---------- Exercise inputs ----------
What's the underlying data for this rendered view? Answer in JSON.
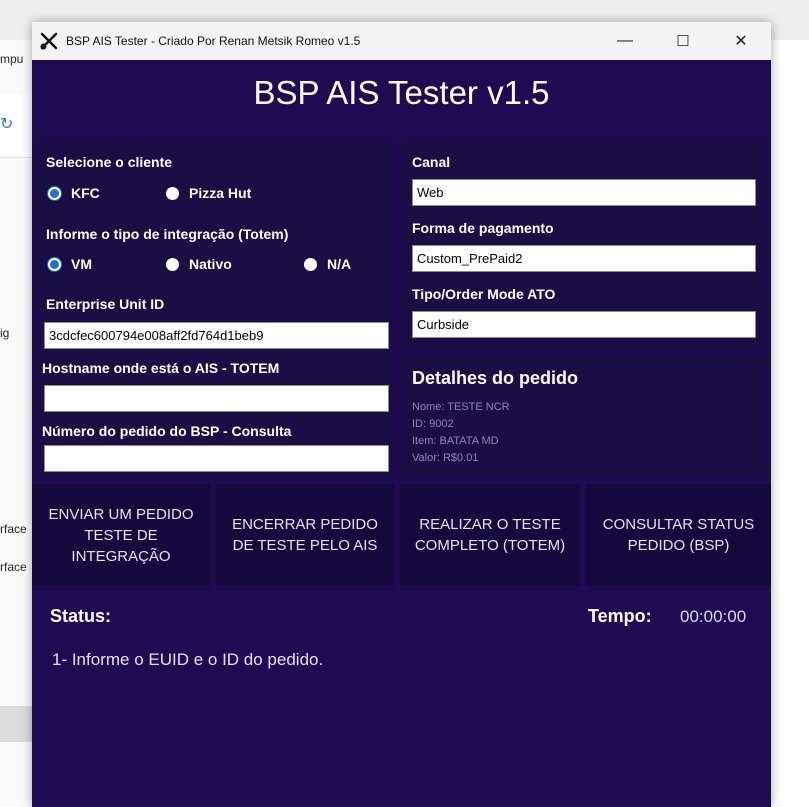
{
  "background": {
    "fragments": [
      "mpu",
      "ig",
      "rface",
      "rface"
    ]
  },
  "window": {
    "title": "BSP AIS Tester - Criado Por Renan Metsik Romeo v1.5",
    "controls": {
      "minimize": "—",
      "maximize": "☐",
      "close": "✕"
    },
    "header": "BSP AIS Tester v1.5"
  },
  "client": {
    "label": "Selecione o cliente",
    "options": [
      {
        "label": "KFC",
        "checked": true
      },
      {
        "label": "Pizza Hut",
        "checked": false
      }
    ]
  },
  "integration": {
    "label": "Informe o tipo de integração (Totem)",
    "options": [
      {
        "label": "VM",
        "checked": true
      },
      {
        "label": "Nativo",
        "checked": false
      },
      {
        "label": "N/A",
        "checked": false
      }
    ]
  },
  "enterprise_unit": {
    "label": "Enterprise Unit ID",
    "value": "3cdcfec600794e008aff2fd764d1beb9"
  },
  "hostname": {
    "label": "Hostname onde está o AIS - TOTEM",
    "value": ""
  },
  "order_number": {
    "label": "Número do pedido do BSP - Consulta",
    "value": ""
  },
  "canal": {
    "label": "Canal",
    "value": "Web"
  },
  "payment": {
    "label": "Forma de pagamento",
    "value": "Custom_PrePaid2"
  },
  "order_mode": {
    "label": "Tipo/Order Mode ATO",
    "value": "Curbside"
  },
  "details": {
    "title": "Detalhes do pedido",
    "lines": [
      "Nome: TESTE NCR",
      "ID: 9002",
      "Item: BATATA MD",
      "Valor: R$0.01"
    ]
  },
  "actions": [
    "ENVIAR UM PEDIDO TESTE DE INTEGRAÇÃO",
    "ENCERRAR PEDIDO DE TESTE PELO AIS",
    "REALIZAR O TESTE COMPLETO (TOTEM)",
    "CONSULTAR STATUS PEDIDO (BSP)"
  ],
  "status": {
    "label": "Status:",
    "message": "1- Informe o EUID e o ID do pedido.",
    "time_label": "Tempo:",
    "time_value": "00:00:00"
  },
  "colors": {
    "window_bg": "#1e0b52",
    "panel_bg": "#1a0f45",
    "button_bg": "#14093d",
    "radio_accent": "#1e6fd9"
  }
}
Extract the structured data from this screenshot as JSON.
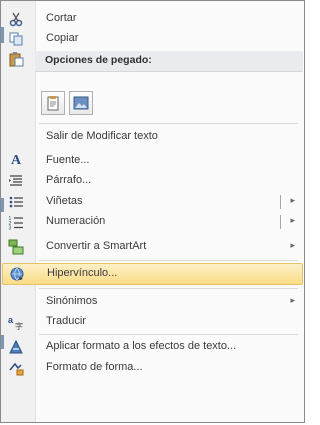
{
  "menu": {
    "items": [
      {
        "label": "Cortar",
        "icon": "scissors-icon"
      },
      {
        "label": "Copiar",
        "icon": "copy-icon"
      },
      {
        "label": "Opciones de pegado:",
        "icon": "paste-icon"
      },
      {
        "label": "Salir de Modificar texto"
      },
      {
        "label": "Fuente...",
        "icon": "font-icon"
      },
      {
        "label": "Párrafo...",
        "icon": "paragraph-icon"
      },
      {
        "label": "Viñetas",
        "icon": "bullets-icon",
        "submenu": true
      },
      {
        "label": "Numeración",
        "icon": "numbering-icon",
        "submenu": true
      },
      {
        "label": "Convertir a SmartArt",
        "icon": "smartart-icon",
        "submenu": true
      },
      {
        "label": "Hipervínculo...",
        "icon": "hyperlink-icon"
      },
      {
        "label": "Sinónimos",
        "submenu": true
      },
      {
        "label": "Traducir",
        "icon": "translate-icon"
      },
      {
        "label": "Aplicar formato a los efectos de texto...",
        "icon": "text-effects-icon"
      },
      {
        "label": "Formato de forma...",
        "icon": "shape-format-icon"
      }
    ],
    "paste_options": [
      {
        "name": "paste-keep-source-button",
        "icon": "clipboard-icon"
      },
      {
        "name": "paste-picture-button",
        "icon": "picture-icon"
      }
    ]
  },
  "colors": {
    "highlight": "#fbdc86",
    "header_bg": "#e9ebee"
  }
}
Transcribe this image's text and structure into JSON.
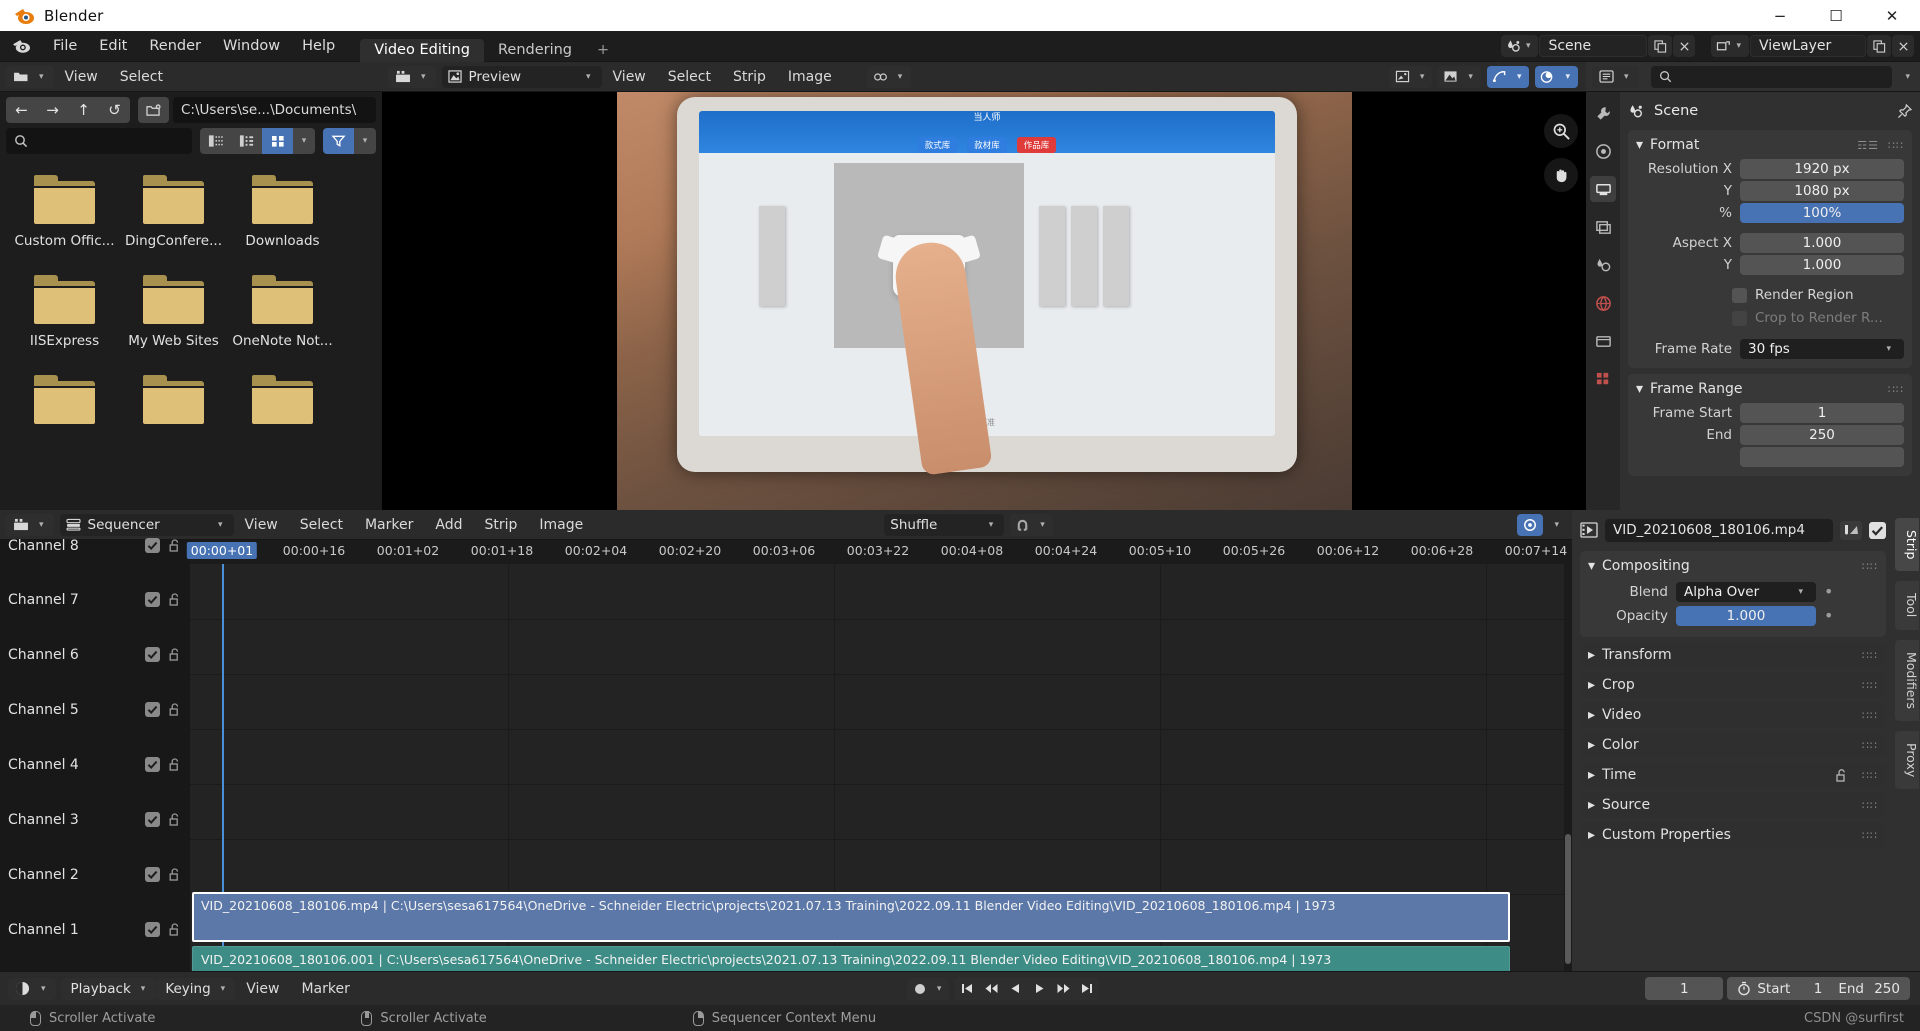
{
  "window": {
    "title": "Blender",
    "logo_icon": "blender-logo-icon",
    "minimize_label": "−",
    "maximize_label": "☐",
    "close_label": "✕"
  },
  "topbar": {
    "app_icon": "blender-icon",
    "menus": [
      "File",
      "Edit",
      "Render",
      "Window",
      "Help"
    ],
    "workspaces": [
      {
        "label": "Video Editing",
        "active": true
      },
      {
        "label": "Rendering",
        "active": false
      }
    ],
    "add_workspace_label": "+",
    "scene": {
      "icon": "scene-icon",
      "name": "Scene",
      "new_icon": "duplicate-icon",
      "unlink_icon": "x-icon"
    },
    "viewlayer": {
      "icon": "viewlayer-icon",
      "name": "ViewLayer",
      "new_icon": "duplicate-icon",
      "remove_icon": "x-icon"
    }
  },
  "file_browser": {
    "editor_icon": "file-browser-editor-icon",
    "menus": [
      "View",
      "Select"
    ],
    "nav": {
      "back_icon": "arrow-left-icon",
      "forward_icon": "arrow-right-icon",
      "up_icon": "arrow-up-icon",
      "refresh_icon": "refresh-icon",
      "new_folder_icon": "new-folder-icon"
    },
    "path_value": "C:\\Users\\se...\\Documents\\",
    "search_placeholder": "",
    "search_icon": "search-icon",
    "display_modes": [
      {
        "icon": "list-vertical-icon",
        "active": false
      },
      {
        "icon": "list-detail-icon",
        "active": false
      },
      {
        "icon": "thumbnail-grid-icon",
        "active": true
      }
    ],
    "filter_icon": "filter-icon",
    "filter_active": true,
    "items": [
      {
        "name": "Custom Offic...",
        "icon": "folder-icon"
      },
      {
        "name": "DingConfere...",
        "icon": "folder-icon"
      },
      {
        "name": "Downloads",
        "icon": "folder-icon"
      },
      {
        "name": "IISExpress",
        "icon": "folder-icon"
      },
      {
        "name": "My Web Sites",
        "icon": "folder-icon"
      },
      {
        "name": "OneNote Not...",
        "icon": "folder-icon"
      }
    ]
  },
  "preview": {
    "editor_icon": "sequencer-editor-icon",
    "view_type": "Preview",
    "menus": [
      "View",
      "Select",
      "Strip",
      "Image"
    ],
    "gizmo_icon": "gizmo-icon",
    "header_toggles": [
      {
        "icon": "overlay-image-icon",
        "active": false
      },
      {
        "icon": "display-channel-icon",
        "active": false
      },
      {
        "icon": "gizmo-toggle-icon",
        "active": true
      },
      {
        "icon": "overlays-toggle-icon",
        "active": true
      }
    ],
    "side_tools": [
      {
        "icon": "zoom-icon"
      },
      {
        "icon": "pan-hand-icon"
      }
    ],
    "tablet_ui": {
      "title": "当人师",
      "buttons": [
        "款式库",
        "款材库",
        "作品库"
      ],
      "caption": "校准"
    }
  },
  "properties": {
    "tabs": [
      {
        "icon": "tool-icon",
        "active": false
      },
      {
        "icon": "render-icon",
        "active": false
      },
      {
        "icon": "output-icon",
        "active": true
      },
      {
        "icon": "view-layer-icon",
        "active": false
      },
      {
        "icon": "scene-props-icon",
        "active": false
      },
      {
        "icon": "world-icon",
        "active": false
      },
      {
        "icon": "collection-icon",
        "active": false
      },
      {
        "icon": "texture-icon",
        "active": false
      }
    ],
    "editor_icon": "properties-editor-icon",
    "search_icon": "search-icon",
    "breadcrumb_icon": "scene-icon",
    "breadcrumb": "Scene",
    "pin_icon": "pin-icon",
    "panels": [
      {
        "title": "Format",
        "expanded": true,
        "rows": [
          {
            "label": "Resolution X",
            "value": "1920 px",
            "type": "number"
          },
          {
            "label": "Y",
            "value": "1080 px",
            "type": "number"
          },
          {
            "label": "%",
            "value": "100%",
            "type": "slider"
          },
          {
            "label": "Aspect X",
            "value": "1.000",
            "type": "number"
          },
          {
            "label": "Y",
            "value": "1.000",
            "type": "number"
          },
          {
            "label": "",
            "value": "Render Region",
            "type": "checkbox",
            "checked": false
          },
          {
            "label": "",
            "value": "Crop to Render R...",
            "type": "checkbox",
            "checked": false,
            "disabled": true
          },
          {
            "label": "Frame Rate",
            "value": "30 fps",
            "type": "dropdown"
          }
        ]
      },
      {
        "title": "Frame Range",
        "expanded": true,
        "rows": [
          {
            "label": "Frame Start",
            "value": "1",
            "type": "number"
          },
          {
            "label": "End",
            "value": "250",
            "type": "number"
          }
        ]
      }
    ]
  },
  "sequencer": {
    "editor_icon": "sequencer-editor-icon",
    "view_type": "Sequencer",
    "menus": [
      "View",
      "Select",
      "Marker",
      "Add",
      "Strip",
      "Image"
    ],
    "overlap_mode": "Shuffle",
    "snap_icon": "snap-magnet-icon",
    "channels": [
      {
        "label": "Channel 8",
        "visible": true,
        "locked": false
      },
      {
        "label": "Channel 7",
        "visible": true,
        "locked": false
      },
      {
        "label": "Channel 6",
        "visible": true,
        "locked": false
      },
      {
        "label": "Channel 5",
        "visible": true,
        "locked": false
      },
      {
        "label": "Channel 4",
        "visible": true,
        "locked": false
      },
      {
        "label": "Channel 3",
        "visible": true,
        "locked": false
      },
      {
        "label": "Channel 2",
        "visible": true,
        "locked": false
      },
      {
        "label": "Channel 1",
        "visible": true,
        "locked": false
      }
    ],
    "current_frame_label": "00:00+01",
    "ruler_ticks": [
      "00:00+16",
      "00:01+02",
      "00:01+18",
      "00:02+04",
      "00:02+20",
      "00:03+06",
      "00:03+22",
      "00:04+08",
      "00:04+24",
      "00:05+10",
      "00:05+26",
      "00:06+12",
      "00:06+28",
      "00:07+14"
    ],
    "strips": [
      {
        "label": "VID_20210608_180106.mp4 | C:\\Users\\sesa617564\\OneDrive - Schneider Electric\\projects\\2021.07.13 Training\\2022.09.11 Blender Video Editing\\VID_20210608_180106.mp4 | 1973",
        "channel": 2,
        "color": "#5b78a8",
        "selected": true
      },
      {
        "label": "VID_20210608_180106.001 | C:\\Users\\sesa617564\\OneDrive - Schneider Electric\\projects\\2021.07.13 Training\\2022.09.11 Blender Video Editing\\VID_20210608_180106.mp4 | 1973",
        "channel": 1,
        "color": "#3d8c86",
        "selected": false
      }
    ]
  },
  "strip_panel": {
    "filmstrip_icon": "filmstrip-icon",
    "name": "VID_20210608_180106.mp4",
    "color_tag_icon": "color-tag-icon",
    "mute_checked": true,
    "tabs": [
      {
        "label": "Strip",
        "active": true
      },
      {
        "label": "Tool",
        "active": false
      },
      {
        "label": "Modifiers",
        "active": false
      },
      {
        "label": "Proxy",
        "active": false
      }
    ],
    "compositing": {
      "title": "Compositing",
      "expanded": true,
      "blend_label": "Blend",
      "blend_value": "Alpha Over",
      "opacity_label": "Opacity",
      "opacity_value": "1.000"
    },
    "sections": [
      {
        "title": "Transform",
        "expanded": false
      },
      {
        "title": "Crop",
        "expanded": false
      },
      {
        "title": "Video",
        "expanded": false
      },
      {
        "title": "Color",
        "expanded": false
      },
      {
        "title": "Time",
        "expanded": false,
        "lock_icon": "unlock-icon"
      },
      {
        "title": "Source",
        "expanded": false
      },
      {
        "title": "Custom Properties",
        "expanded": false
      }
    ]
  },
  "timeline": {
    "editor_icon": "timeline-editor-icon",
    "menus": [
      "Playback",
      "Keying",
      "View",
      "Marker"
    ],
    "keying_set_icon": "record-dot-icon",
    "transport": [
      {
        "icon": "jump-start-icon"
      },
      {
        "icon": "prev-keyframe-icon"
      },
      {
        "icon": "play-reverse-icon"
      },
      {
        "icon": "play-icon"
      },
      {
        "icon": "next-keyframe-icon"
      },
      {
        "icon": "jump-end-icon"
      }
    ],
    "current_frame": "1",
    "timer_icon": "stopwatch-icon",
    "start_label": "Start",
    "start_value": "1",
    "end_label": "End",
    "end_value": "250"
  },
  "status_bar": {
    "items": [
      {
        "mouse": "left",
        "label": "Scroller Activate"
      },
      {
        "mouse": "middle",
        "label": "Scroller Activate"
      },
      {
        "mouse": "right",
        "label": "Sequencer Context Menu"
      }
    ],
    "watermark": "CSDN @surfirst"
  },
  "colors": {
    "accent_blue": "#4772b3",
    "strip_blue": "#5b78a8",
    "strip_teal": "#3d8c86",
    "folder_yellow": "#dfc078",
    "panel_bg": "#303030",
    "editor_bg": "#1d1d1d"
  }
}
----------
Task details
Copy all lines from the material that include "Training".

Solved exercise
        "label": "VID_20210608_180106.mp4 | C:\\Users\\sesa617564\\OneDrive - Schneider Electric\\projects\\2021.07.13 Training\\2022.09.11 Blender Video Editing\\VID_20210608_180106.mp4 | 1973",
        "label": "VID_20210608_180106.001 | C:\\Users\\sesa617564\\OneDrive - Schneider Electric\\projects\\2021.07.13 Training\\2022.09.11 Blender Video Editing\\VID_20210608_180106.mp4 | 1973",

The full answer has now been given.